#### WHAT IS BEING ASKED:
Find all the lines with "beschadigde" and gather them.

#### DATA SECTION:
▼

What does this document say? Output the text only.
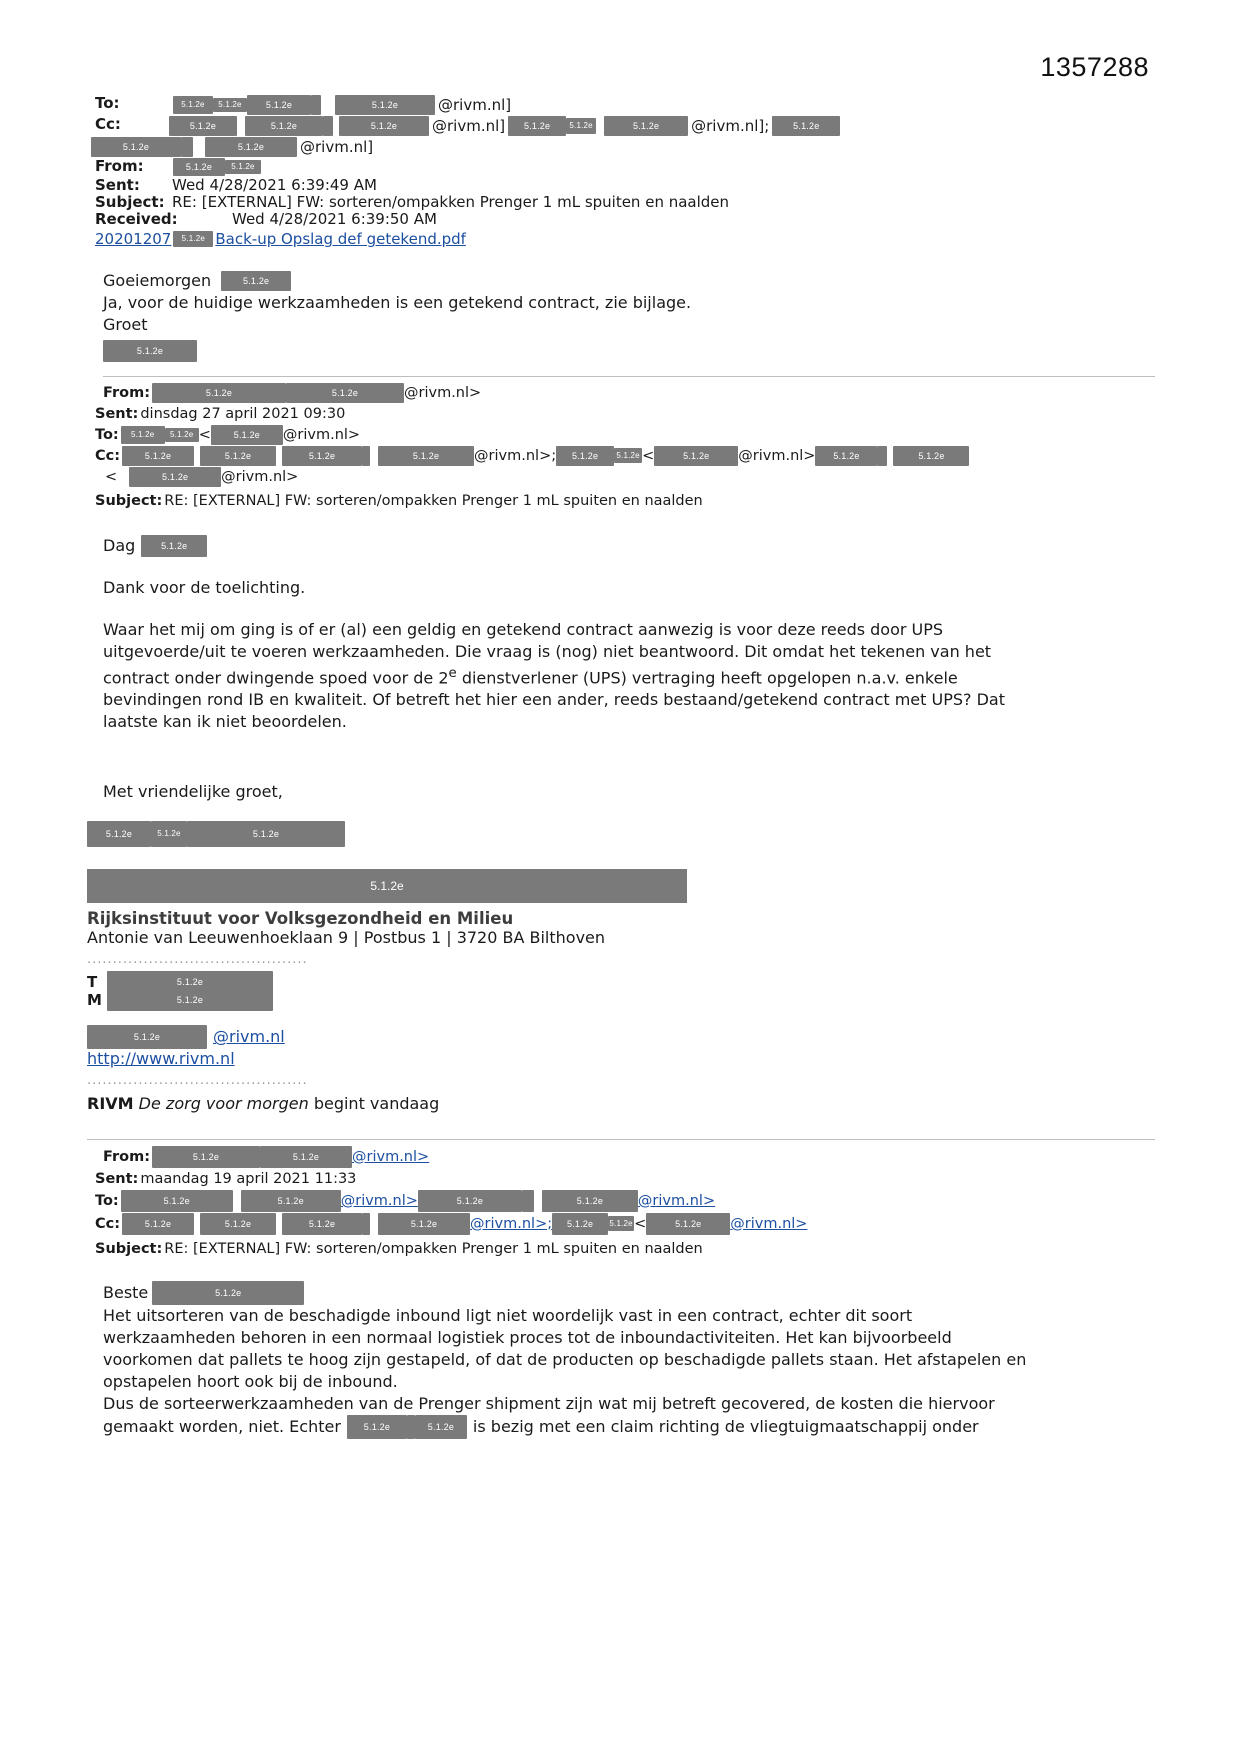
1357288
To:	5.1.2e	5.1.2e	5.1.2e	5.1.2e	@rivm.nl]
Cc:	5.1.2e	5.1.2e	5.1.2e	@rivm.nl]	5.1.2e	5.1.2e	5.1.2e	@rivm.nl];	5.1.2e

5.1.2e	5.1.2e	@rivm.nl]
From:	5.1.2e	5.1.2e
Sent:	Wed 4/28/2021 6:39:49 AM
Subject: RE: [EXTERNAL] FW: sorteren/ompakken Prenger 1 mL spuiten en naalden
Received:	Wed 4/28/2021 6:39:50 AM
20201207	5.1.2e Back-up Opslag def getekend.pdf
Goeiemorgen	5.1.2e

Ja, voor de huidige werkzaamheden is een getekend contract, zie bijlage.

Groet

5.1.2e
From:	5.1.2e	5.1.2e	@rivm.nl>
Sent: dinsdag 27 april 2021 09:30
To:	5.1.2e	5.1.2e <	5.1.2e	@rivm.nl>
Cc:	5.1.2e	5.1.2e	5.1.2e	5.1.2e	@rivm.nl>;	5.1.2e	5.1.2e <	5.1.2e	@rivm.nl>	5.1.2e	5.1.2e
<	5.1.2e	@rivm.nl>
Subject: RE: [EXTERNAL] FW: sorteren/ompakken Prenger 1 mL spuiten en naalden
Dag	5.1.2e

Dank voor de toelichting.

Waar het mij om ging is of er (al) een geldig en getekend contract aanwezig is voor deze reeds door UPS

uitgevoerde/uit te voeren werkzaamheden. Die vraag is (nog) niet beantwoord. Dit omdat het tekenen van het

contract onder dwingende spoed voor de 2e dienstverlener (UPS) vertraging heeft opgelopen n.a.v. enkele

bevindingen rond IB en kwaliteit. Of betreft het hier een ander, reeds bestaand/getekend contract met UPS? Dat

laatste kan ik niet beoordelen.

Met vriendelijke groet,

5.1.2e	5.1.2e	5.1.2e
5.1.2e
Rijksinstituut voor Volksgezondheid en Milieu
Antonie van Leeuwenhoeklaan 9 | Postbus 1 | 3720 BA Bilthoven
...........................................
T	5.1.2e
M	5.1.2e
5.1.2e	@rivm.nl
http://www.rivm.nl
...........................................
RIVM De zorg voor morgen begint vandaag
From:	5.1.2e	5.1.2e	@rivm.nl>
Sent: maandag 19 april 2021 11:33
To:	5.1.2e	5.1.2e	@rivm.nl>	5.1.2e	5.1.2e	@rivm.nl>
Cc:	5.1.2e	5.1.2e	5.1.2e	5.1.2e	@rivm.nl>;	5.1.2e	5.1.2e <	5.1.2e	@rivm.nl>
Subject: RE: [EXTERNAL] FW: sorteren/ompakken Prenger 1 mL spuiten en naalden
Beste	5.1.2e

Het uitsorteren van de beschadigde inbound ligt niet woordelijk vast in een contract, echter dit soort

werkzaamheden behoren in een normaal logistiek proces tot de inboundactiviteiten. Het kan bijvoorbeeld

voorkomen dat pallets te hoog zijn gestapeld, of dat de producten op beschadigde pallets staan. Het afstapelen en

opstapelen hoort ook bij de inbound.

Dus de sorteerwerkzaamheden van de Prenger shipment zijn wat mij betreft gecovered, de kosten die hiervoor

gemaakt worden, niet. Echter	5.1.2e	5.1.2e	is bezig met een claim richting de vliegtuigmaatschappij onder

▲

#### TASK RESPONSE:
Het uitsorteren van de beschadigde inbound ligt niet woordelijk vast in een contract, echter dit soort
voorkomen dat pallets te hoog zijn gestapeld, of dat de producten op beschadigde pallets staan. Het afstapelen en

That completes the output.